**Work required**
Each entry below is to be written out exactly, and the pictures are to be left out.

**Data shown**
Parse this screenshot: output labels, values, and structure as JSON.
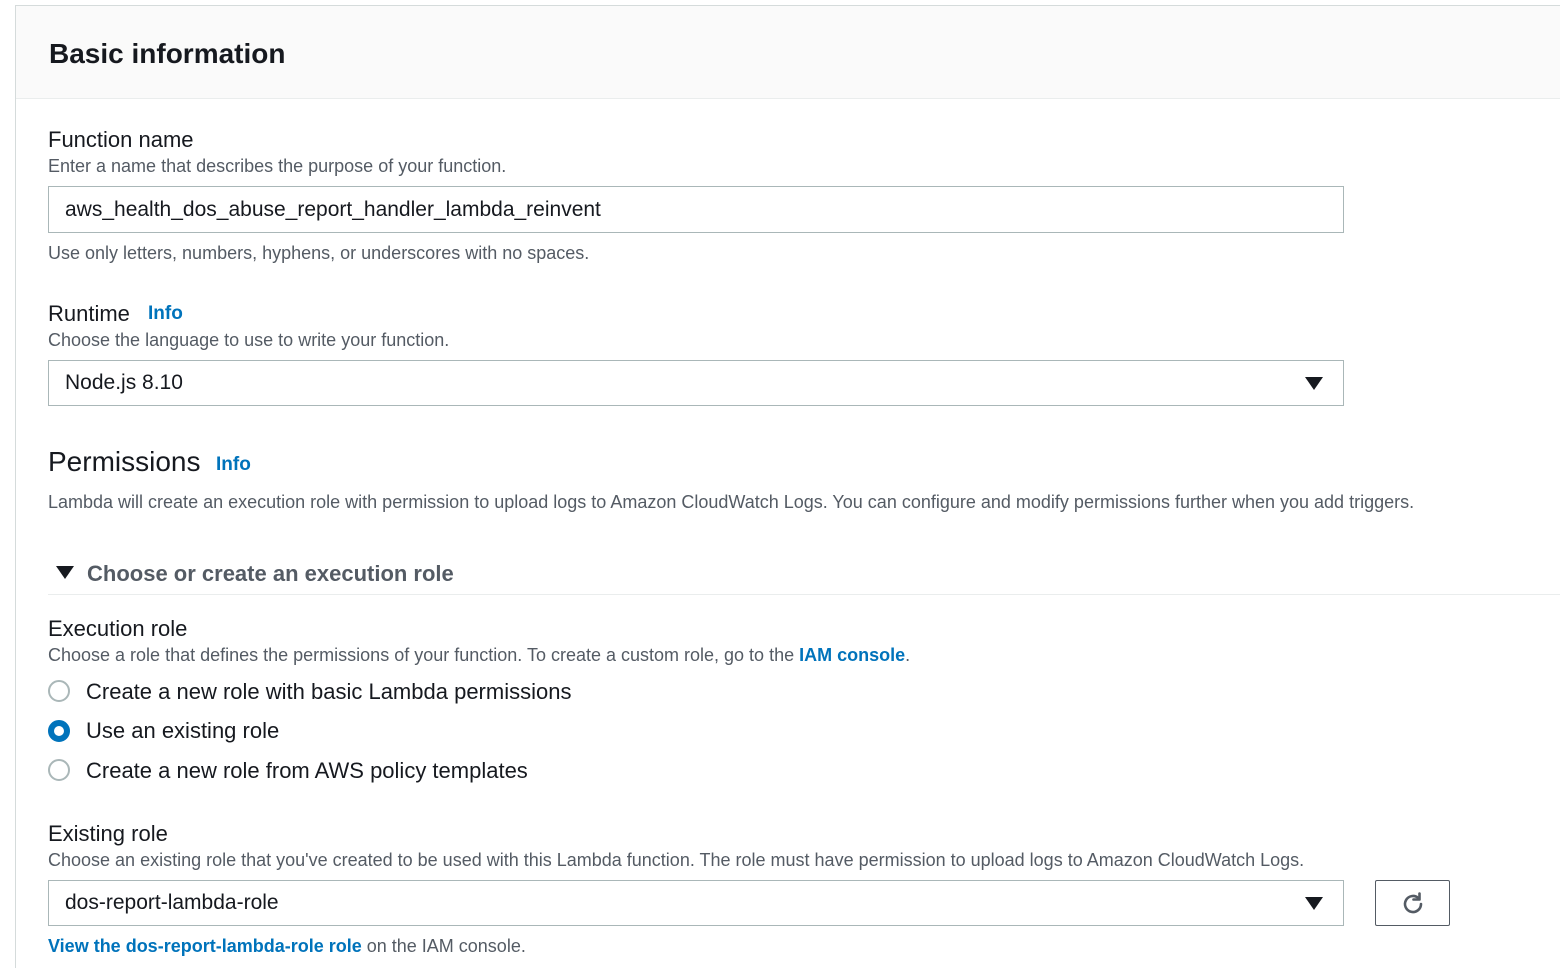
{
  "panel": {
    "title": "Basic information"
  },
  "function_name": {
    "label": "Function name",
    "description": "Enter a name that describes the purpose of your function.",
    "value": "aws_health_dos_abuse_report_handler_lambda_reinvent",
    "constraint": "Use only letters, numbers, hyphens, or underscores with no spaces."
  },
  "runtime": {
    "label": "Runtime",
    "info": "Info",
    "description": "Choose the language to use to write your function.",
    "selected": "Node.js 8.10"
  },
  "permissions": {
    "title": "Permissions",
    "info": "Info",
    "description": "Lambda will create an execution role with permission to upload logs to Amazon CloudWatch Logs. You can configure and modify permissions further when you add triggers."
  },
  "execution_role_expander": {
    "label": "Choose or create an execution role",
    "expanded": true
  },
  "execution_role": {
    "label": "Execution role",
    "description_prefix": "Choose a role that defines the permissions of your function. To create a custom role, go to the ",
    "description_link": "IAM console",
    "description_suffix": ".",
    "options": [
      {
        "label": "Create a new role with basic Lambda permissions",
        "checked": false
      },
      {
        "label": "Use an existing role",
        "checked": true
      },
      {
        "label": "Create a new role from AWS policy templates",
        "checked": false
      }
    ]
  },
  "existing_role": {
    "label": "Existing role",
    "description": "Choose an existing role that you've created to be used with this Lambda function. The role must have permission to upload logs to Amazon CloudWatch Logs.",
    "selected": "dos-report-lambda-role",
    "view_link": "View the dos-report-lambda-role role",
    "view_suffix": " on the IAM console."
  },
  "colors": {
    "link": "#0073bb",
    "radio_selected": "#0073bb",
    "text": "#16191f",
    "secondary_text": "#545b64"
  },
  "icons": {
    "refresh": "refresh-icon",
    "dropdown": "caret-down-icon",
    "expander": "caret-down-icon"
  }
}
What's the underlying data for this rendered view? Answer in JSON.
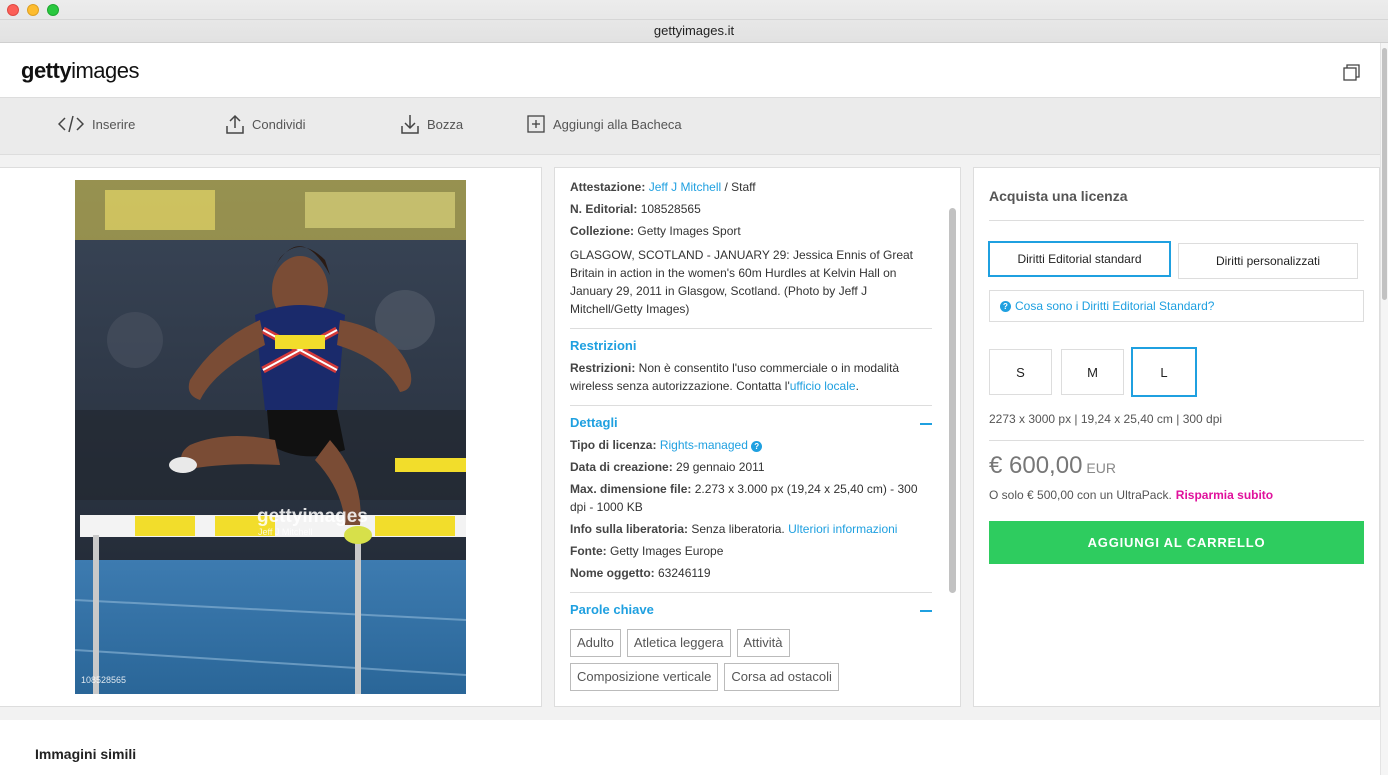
{
  "window": {
    "url": "gettyimages.it"
  },
  "header": {
    "logo_bold": "getty",
    "logo_light": "images"
  },
  "toolbar": {
    "items": [
      {
        "label": "Inserire",
        "icon": "embed-icon"
      },
      {
        "label": "Condividi",
        "icon": "share-icon"
      },
      {
        "label": "Bozza",
        "icon": "download-icon"
      },
      {
        "label": "Aggiungi alla Bacheca",
        "icon": "add-board-icon"
      }
    ]
  },
  "image": {
    "watermark": "gettyimages",
    "watermark_credit": "Jeff J Mitchell",
    "image_id": "108528565"
  },
  "info": {
    "attribution_label": "Attestazione:",
    "attribution_link": "Jeff J Mitchell",
    "attribution_rest": " / Staff",
    "editorial_label": "N. Editorial:",
    "editorial_value": "108528565",
    "collection_label": "Collezione:",
    "collection_value": "Getty Images Sport",
    "description": "GLASGOW, SCOTLAND - JANUARY 29: Jessica Ennis of Great Britain in action in the women's 60m Hurdles at Kelvin Hall on January 29, 2011 in Glasgow, Scotland. (Photo by Jeff J Mitchell/Getty Images)",
    "restrictions": {
      "title": "Restrizioni",
      "label": "Restrizioni:",
      "text": " Non è consentito l'uso commerciale o in modalità wireless senza autorizzazione. Contatta l'",
      "link": "ufficio locale",
      "end": "."
    },
    "details": {
      "title": "Dettagli",
      "license_label": "Tipo di licenza:",
      "license_value": "Rights-managed",
      "created_label": "Data di creazione:",
      "created_value": "29 gennaio 2011",
      "maxdim_label": "Max. dimensione file:",
      "maxdim_value": "2.273 x 3.000 px (19,24 x 25,40 cm) - 300 dpi - 1000 KB",
      "release_label": "Info sulla liberatoria:",
      "release_value": "Senza liberatoria.",
      "release_link": "Ulteriori informazioni",
      "source_label": "Fonte:",
      "source_value": "Getty Images Europe",
      "object_label": "Nome oggetto:",
      "object_value": "63246119"
    },
    "keywords": {
      "title": "Parole chiave",
      "tags": [
        "Adulto",
        "Atletica leggera",
        "Attività",
        "Composizione verticale",
        "Corsa ad ostacoli"
      ]
    }
  },
  "buy": {
    "title": "Acquista una licenza",
    "option_standard": "Diritti Editorial standard",
    "option_custom": "Diritti personalizzati",
    "help_link": "Cosa sono i Diritti Editorial Standard?",
    "sizes": [
      "S",
      "M",
      "L"
    ],
    "selected_size": "L",
    "dimensions": "2273 x 3000 px | 19,24 x 25,40 cm | 300 dpi",
    "price": "€ 600,00",
    "currency": "EUR",
    "ultrapack_text": "O solo € 500,00 con un UltraPack.",
    "ultrapack_link": "Risparmia subito",
    "cart_button": "AGGIUNGI AL CARRELLO"
  },
  "similar": {
    "title": "Immagini simili"
  },
  "colors": {
    "accent": "#1fa0e0",
    "cart": "#2ecc5f",
    "promo": "#e0119c"
  }
}
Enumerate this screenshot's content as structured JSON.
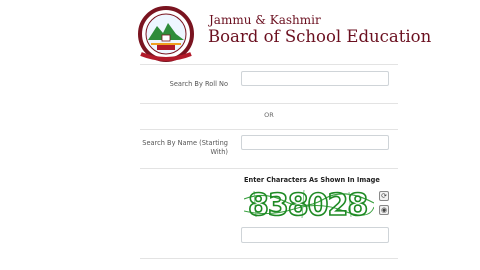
{
  "header": {
    "line1": "Jammu & Kashmir",
    "line2": "Board of School Education"
  },
  "form": {
    "roll_label": "Search By Roll No",
    "or_text": "OR",
    "name_label": "Search By Name (Starting With)",
    "captcha_label": "Enter Characters As Shown In Image",
    "captcha_text": "838028",
    "refresh_icon": "refresh-icon",
    "audio_icon": "audio-icon"
  },
  "colors": {
    "brand": "#6b1020",
    "captcha_green": "#1e8a24"
  }
}
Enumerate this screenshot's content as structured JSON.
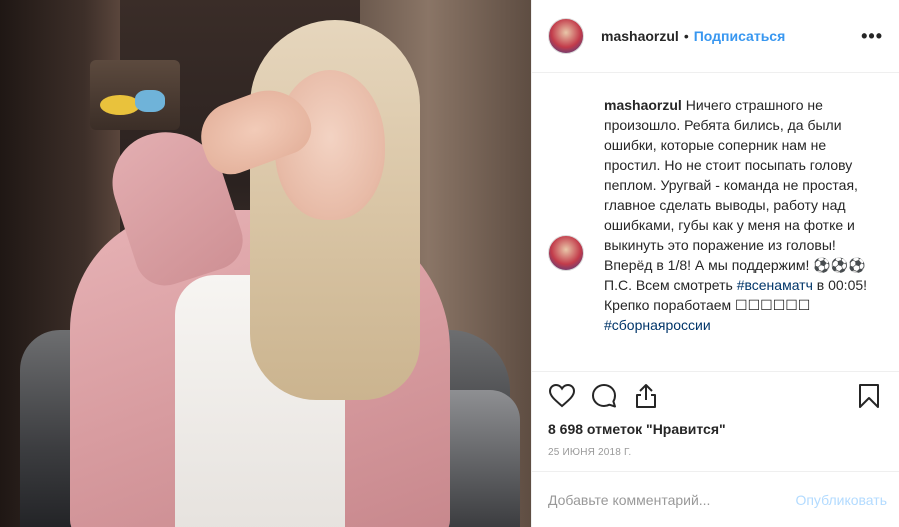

**Task solution**
Parse this screenshot: output labels, values, and structure as JSON.
{
  "panel": {
    "title": "Basic information"
  },
  "function_name": {
    "label": "Function name",
    "description": "Enter a name that describes the purpose of your function.",
    "value": "aws_health_dos_abuse_report_handler_lambda_reinvent",
    "constraint": "Use only letters, numbers, hyphens, or underscores with no spaces."
  },
  "runtime": {
    "label": "Runtime",
    "info": "Info",
    "description": "Choose the language to use to write your function.",
    "selected": "Node.js 8.10"
  },
  "permissions": {
    "title": "Permissions",
    "info": "Info",
    "description": "Lambda will create an execution role with permission to upload logs to Amazon CloudWatch Logs. You can configure and modify permissions further when you add triggers."
  },
  "execution_role_expander": {
    "label": "Choose or create an execution role",
    "expanded": true
  },
  "execution_role": {
    "label": "Execution role",
    "description_prefix": "Choose a role that defines the permissions of your function. To create a custom role, go to the ",
    "description_link": "IAM console",
    "description_suffix": ".",
    "options": [
      {
        "label": "Create a new role with basic Lambda permissions",
        "checked": false
      },
      {
        "label": "Use an existing role",
        "checked": true
      },
      {
        "label": "Create a new role from AWS policy templates",
        "checked": false
      }
    ]
  },
  "existing_role": {
    "label": "Existing role",
    "description": "Choose an existing role that you've created to be used with this Lambda function. The role must have permission to upload logs to Amazon CloudWatch Logs.",
    "selected": "dos-report-lambda-role",
    "view_link": "View the dos-report-lambda-role role",
    "view_suffix": " on the IAM console."
  },
  "colors": {
    "link": "#0073bb",
    "radio_selected": "#0073bb",
    "text": "#16191f",
    "secondary_text": "#545b64"
  },
  "icons": {
    "refresh": "refresh-icon",
    "dropdown": "caret-down-icon",
    "expander": "caret-down-icon"
  }
}
What's the underlying data for this rendered view? Answer in JSON.
{
  "window": {
    "url": "gettyimages.it"
  },
  "header": {
    "logo_bold": "getty",
    "logo_light": "images"
  },
  "toolbar": {
    "items": [
      {
        "label": "Inserire",
        "icon": "embed-icon"
      },
      {
        "label": "Condividi",
        "icon": "share-icon"
      },
      {
        "label": "Bozza",
        "icon": "download-icon"
      },
      {
        "label": "Aggiungi alla Bacheca",
        "icon": "add-board-icon"
      }
    ]
  },
  "image": {
    "watermark": "gettyimages",
    "watermark_credit": "Jeff J Mitchell",
    "image_id": "108528565"
  },
  "info": {
    "attribution_label": "Attestazione:",
    "attribution_link": "Jeff J Mitchell",
    "attribution_rest": " / Staff",
    "editorial_label": "N. Editorial:",
    "editorial_value": "108528565",
    "collection_label": "Collezione:",
    "collection_value": "Getty Images Sport",
    "description": "GLASGOW, SCOTLAND - JANUARY 29: Jessica Ennis of Great Britain in action in the women's 60m Hurdles at Kelvin Hall on January 29, 2011 in Glasgow, Scotland. (Photo by Jeff J Mitchell/Getty Images)",
    "restrictions": {
      "title": "Restrizioni",
      "label": "Restrizioni:",
      "text": " Non è consentito l'uso commerciale o in modalità wireless senza autorizzazione. Contatta l'",
      "link": "ufficio locale",
      "end": "."
    },
    "details": {
      "title": "Dettagli",
      "license_label": "Tipo di licenza:",
      "license_value": "Rights-managed",
      "created_label": "Data di creazione:",
      "created_value": "29 gennaio 2011",
      "maxdim_label": "Max. dimensione file:",
      "maxdim_value": "2.273 x 3.000 px (19,24 x 25,40 cm) - 300 dpi - 1000 KB",
      "release_label": "Info sulla liberatoria:",
      "release_value": "Senza liberatoria.",
      "release_link": "Ulteriori informazioni",
      "source_label": "Fonte:",
      "source_value": "Getty Images Europe",
      "object_label": "Nome oggetto:",
      "object_value": "63246119"
    },
    "keywords": {
      "title": "Parole chiave",
      "tags": [
        "Adulto",
        "Atletica leggera",
        "Attività",
        "Composizione verticale",
        "Corsa ad ostacoli"
      ]
    }
  },
  "buy": {
    "title": "Acquista una licenza",
    "option_standard": "Diritti Editorial standard",
    "option_custom": "Diritti personalizzati",
    "help_link": "Cosa sono i Diritti Editorial Standard?",
    "sizes": [
      "S",
      "M",
      "L"
    ],
    "selected_size": "L",
    "dimensions": "2273 x 3000 px | 19,24 x 25,40 cm | 300 dpi",
    "price": "€ 600,00",
    "currency": "EUR",
    "ultrapack_text": "O solo € 500,00 con un UltraPack.",
    "ultrapack_link": "Risparmia subito",
    "cart_button": "AGGIUNGI AL CARRELLO"
  },
  "similar": {
    "title": "Immagini simili"
  },
  "colors": {
    "accent": "#1fa0e0",
    "cart": "#2ecc5f",
    "promo": "#e0119c"
  }
}
Enumerate this screenshot's content as structured JSON.
{
  "header": {
    "line1": "Jammu & Kashmir",
    "line2": "Board of School Education"
  },
  "form": {
    "roll_label": "Search By Roll No",
    "or_text": "OR",
    "name_label": "Search By Name (Starting With)",
    "captcha_label": "Enter Characters As Shown In Image",
    "captcha_text": "838028",
    "refresh_icon": "refresh-icon",
    "audio_icon": "audio-icon"
  },
  "colors": {
    "brand": "#6b1020",
    "captcha_green": "#1e8a24"
  }
}
Enumerate this screenshot's content as structured JSON.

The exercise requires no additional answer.